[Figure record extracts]

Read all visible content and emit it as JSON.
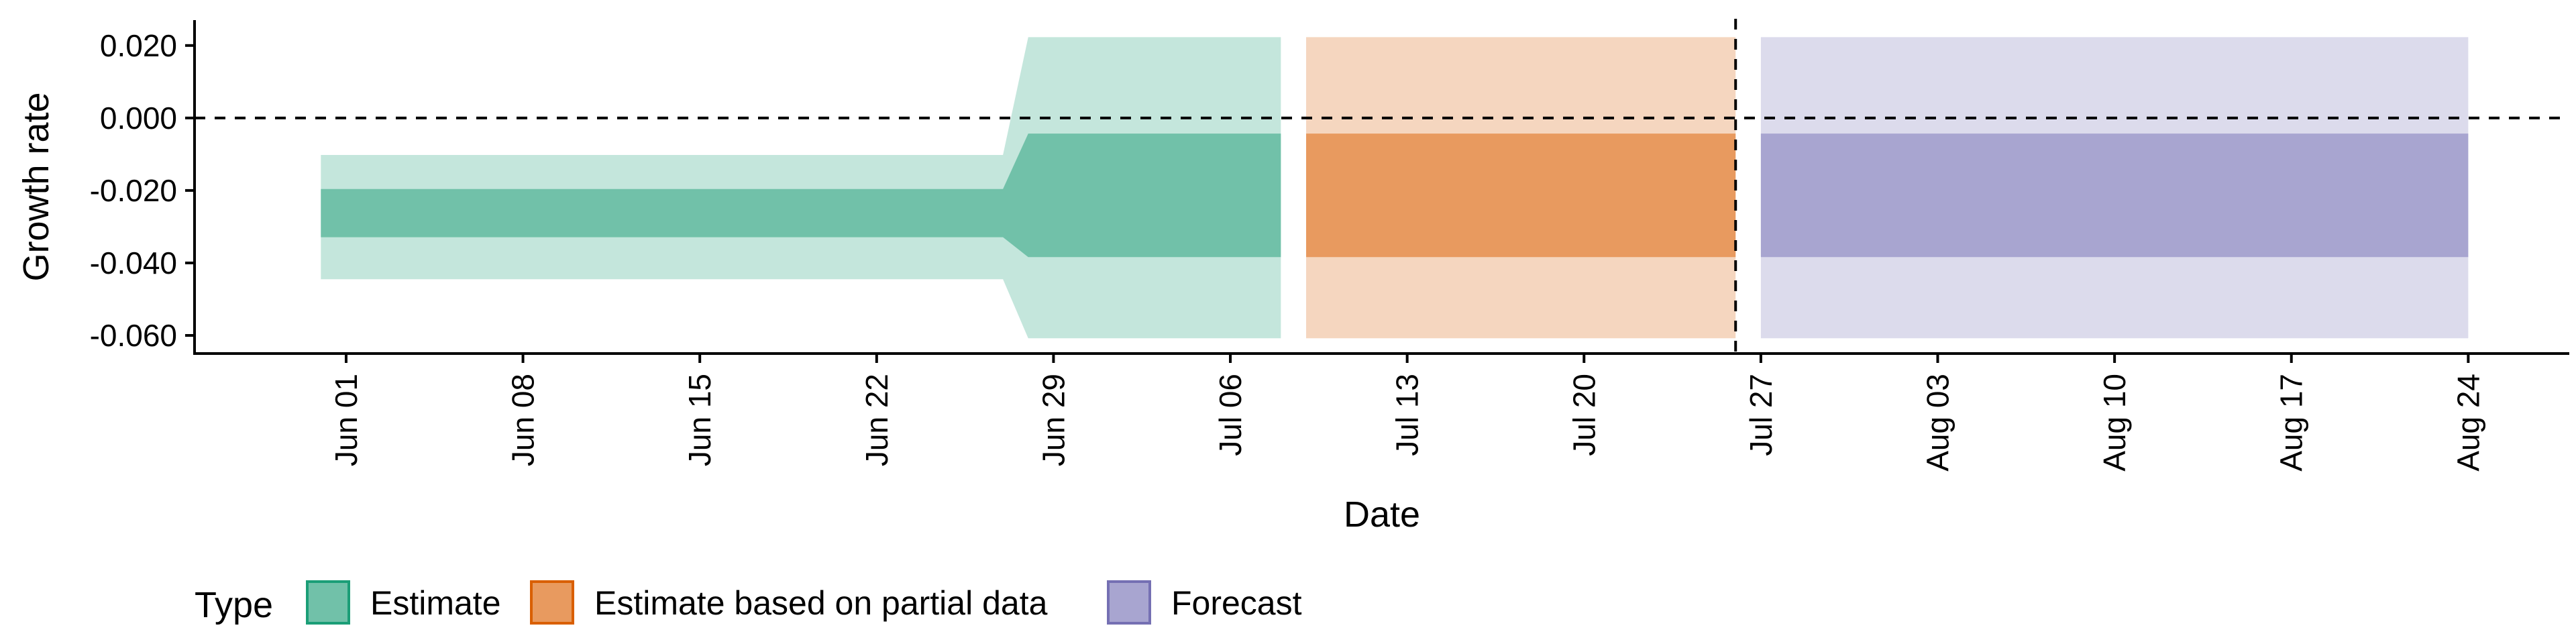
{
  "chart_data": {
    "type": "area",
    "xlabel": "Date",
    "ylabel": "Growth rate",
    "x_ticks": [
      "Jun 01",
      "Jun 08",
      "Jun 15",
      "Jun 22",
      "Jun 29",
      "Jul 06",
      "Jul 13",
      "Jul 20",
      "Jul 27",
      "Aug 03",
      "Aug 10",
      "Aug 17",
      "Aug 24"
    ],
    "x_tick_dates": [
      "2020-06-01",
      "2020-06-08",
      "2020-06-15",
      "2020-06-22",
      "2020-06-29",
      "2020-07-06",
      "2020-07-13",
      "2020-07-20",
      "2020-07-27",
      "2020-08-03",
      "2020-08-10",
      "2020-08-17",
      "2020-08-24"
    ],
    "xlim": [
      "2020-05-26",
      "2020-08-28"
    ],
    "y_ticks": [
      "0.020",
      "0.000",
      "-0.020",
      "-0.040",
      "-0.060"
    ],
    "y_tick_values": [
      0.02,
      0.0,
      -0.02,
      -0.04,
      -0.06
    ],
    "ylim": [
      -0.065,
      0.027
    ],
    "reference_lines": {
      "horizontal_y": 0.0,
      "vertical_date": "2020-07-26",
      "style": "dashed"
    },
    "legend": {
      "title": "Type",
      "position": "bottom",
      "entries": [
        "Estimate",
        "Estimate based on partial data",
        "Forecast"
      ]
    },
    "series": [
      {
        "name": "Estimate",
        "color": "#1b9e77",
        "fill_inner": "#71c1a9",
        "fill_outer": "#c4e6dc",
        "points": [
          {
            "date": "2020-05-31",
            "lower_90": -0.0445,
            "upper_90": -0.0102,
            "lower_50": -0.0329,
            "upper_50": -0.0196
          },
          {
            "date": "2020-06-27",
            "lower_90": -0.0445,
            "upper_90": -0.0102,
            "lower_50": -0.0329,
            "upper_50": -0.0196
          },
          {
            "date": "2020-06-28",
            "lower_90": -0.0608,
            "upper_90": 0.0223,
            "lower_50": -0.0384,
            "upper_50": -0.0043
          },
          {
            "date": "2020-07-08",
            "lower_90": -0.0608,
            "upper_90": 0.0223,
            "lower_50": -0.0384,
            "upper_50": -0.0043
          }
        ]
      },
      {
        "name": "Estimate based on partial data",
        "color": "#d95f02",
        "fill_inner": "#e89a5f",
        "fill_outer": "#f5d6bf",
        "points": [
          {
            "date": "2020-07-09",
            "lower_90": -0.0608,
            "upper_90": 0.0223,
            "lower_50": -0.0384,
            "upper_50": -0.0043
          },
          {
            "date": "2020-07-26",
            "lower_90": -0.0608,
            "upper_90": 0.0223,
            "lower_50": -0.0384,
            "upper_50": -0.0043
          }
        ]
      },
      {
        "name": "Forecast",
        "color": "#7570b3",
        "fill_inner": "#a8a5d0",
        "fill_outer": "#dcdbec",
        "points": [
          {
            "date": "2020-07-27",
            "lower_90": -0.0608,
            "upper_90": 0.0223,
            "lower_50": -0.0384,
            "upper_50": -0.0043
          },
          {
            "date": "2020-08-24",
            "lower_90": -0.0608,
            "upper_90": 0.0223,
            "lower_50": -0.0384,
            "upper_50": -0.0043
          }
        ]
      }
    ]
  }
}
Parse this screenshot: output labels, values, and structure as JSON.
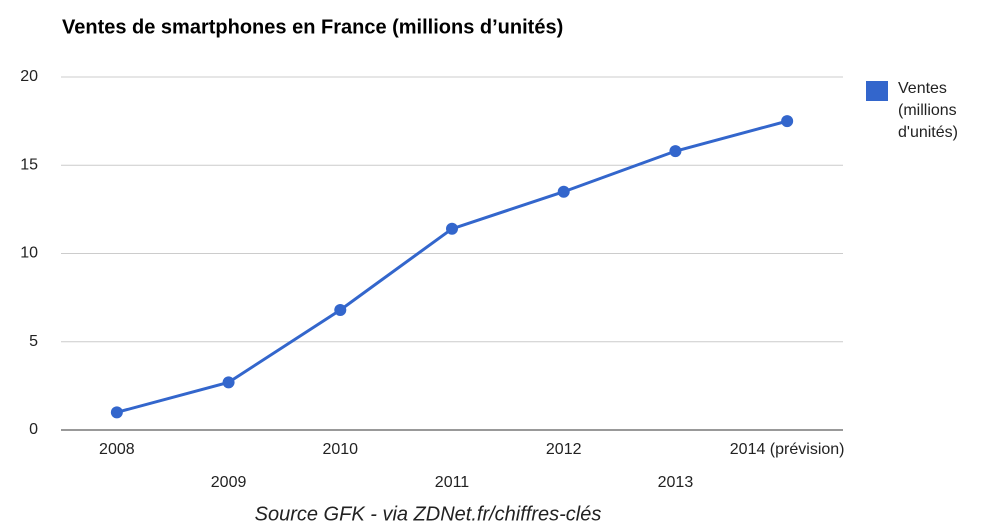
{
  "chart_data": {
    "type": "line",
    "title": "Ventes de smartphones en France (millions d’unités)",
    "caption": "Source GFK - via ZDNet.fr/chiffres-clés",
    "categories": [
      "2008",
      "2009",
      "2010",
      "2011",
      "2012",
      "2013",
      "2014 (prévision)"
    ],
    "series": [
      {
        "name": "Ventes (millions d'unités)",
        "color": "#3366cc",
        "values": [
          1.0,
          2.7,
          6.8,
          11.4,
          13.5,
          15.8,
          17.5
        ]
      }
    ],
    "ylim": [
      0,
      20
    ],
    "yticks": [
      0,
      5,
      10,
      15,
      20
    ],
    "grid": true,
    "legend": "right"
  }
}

### WHAT YOU NEED TO DO
Leaving aside the images, write out the entries above word for word.

### THE COMPLETED TASK
Read all visible content and emit it as JSON.
{
  "chart_data": {
    "type": "area",
    "xlabel": "Date",
    "ylabel": "Growth rate",
    "x_ticks": [
      "Jun 01",
      "Jun 08",
      "Jun 15",
      "Jun 22",
      "Jun 29",
      "Jul 06",
      "Jul 13",
      "Jul 20",
      "Jul 27",
      "Aug 03",
      "Aug 10",
      "Aug 17",
      "Aug 24"
    ],
    "x_tick_dates": [
      "2020-06-01",
      "2020-06-08",
      "2020-06-15",
      "2020-06-22",
      "2020-06-29",
      "2020-07-06",
      "2020-07-13",
      "2020-07-20",
      "2020-07-27",
      "2020-08-03",
      "2020-08-10",
      "2020-08-17",
      "2020-08-24"
    ],
    "xlim": [
      "2020-05-26",
      "2020-08-28"
    ],
    "y_ticks": [
      "0.020",
      "0.000",
      "-0.020",
      "-0.040",
      "-0.060"
    ],
    "y_tick_values": [
      0.02,
      0.0,
      -0.02,
      -0.04,
      -0.06
    ],
    "ylim": [
      -0.065,
      0.027
    ],
    "reference_lines": {
      "horizontal_y": 0.0,
      "vertical_date": "2020-07-26",
      "style": "dashed"
    },
    "legend": {
      "title": "Type",
      "position": "bottom",
      "entries": [
        "Estimate",
        "Estimate based on partial data",
        "Forecast"
      ]
    },
    "series": [
      {
        "name": "Estimate",
        "color": "#1b9e77",
        "fill_inner": "#71c1a9",
        "fill_outer": "#c4e6dc",
        "points": [
          {
            "date": "2020-05-31",
            "lower_90": -0.0445,
            "upper_90": -0.0102,
            "lower_50": -0.0329,
            "upper_50": -0.0196
          },
          {
            "date": "2020-06-27",
            "lower_90": -0.0445,
            "upper_90": -0.0102,
            "lower_50": -0.0329,
            "upper_50": -0.0196
          },
          {
            "date": "2020-06-28",
            "lower_90": -0.0608,
            "upper_90": 0.0223,
            "lower_50": -0.0384,
            "upper_50": -0.0043
          },
          {
            "date": "2020-07-08",
            "lower_90": -0.0608,
            "upper_90": 0.0223,
            "lower_50": -0.0384,
            "upper_50": -0.0043
          }
        ]
      },
      {
        "name": "Estimate based on partial data",
        "color": "#d95f02",
        "fill_inner": "#e89a5f",
        "fill_outer": "#f5d6bf",
        "points": [
          {
            "date": "2020-07-09",
            "lower_90": -0.0608,
            "upper_90": 0.0223,
            "lower_50": -0.0384,
            "upper_50": -0.0043
          },
          {
            "date": "2020-07-26",
            "lower_90": -0.0608,
            "upper_90": 0.0223,
            "lower_50": -0.0384,
            "upper_50": -0.0043
          }
        ]
      },
      {
        "name": "Forecast",
        "color": "#7570b3",
        "fill_inner": "#a8a5d0",
        "fill_outer": "#dcdbec",
        "points": [
          {
            "date": "2020-07-27",
            "lower_90": -0.0608,
            "upper_90": 0.0223,
            "lower_50": -0.0384,
            "upper_50": -0.0043
          },
          {
            "date": "2020-08-24",
            "lower_90": -0.0608,
            "upper_90": 0.0223,
            "lower_50": -0.0384,
            "upper_50": -0.0043
          }
        ]
      }
    ]
  }
}
Parse this screenshot: output labels, values, and structure as JSON.
{
  "chart_data": {
    "type": "line",
    "title": "Ventes de smartphones en France (millions d’unités)",
    "caption": "Source GFK - via ZDNet.fr/chiffres-clés",
    "categories": [
      "2008",
      "2009",
      "2010",
      "2011",
      "2012",
      "2013",
      "2014 (prévision)"
    ],
    "series": [
      {
        "name": "Ventes (millions d'unités)",
        "color": "#3366cc",
        "values": [
          1.0,
          2.7,
          6.8,
          11.4,
          13.5,
          15.8,
          17.5
        ]
      }
    ],
    "ylim": [
      0,
      20
    ],
    "yticks": [
      0,
      5,
      10,
      15,
      20
    ],
    "grid": true,
    "legend": "right"
  }
}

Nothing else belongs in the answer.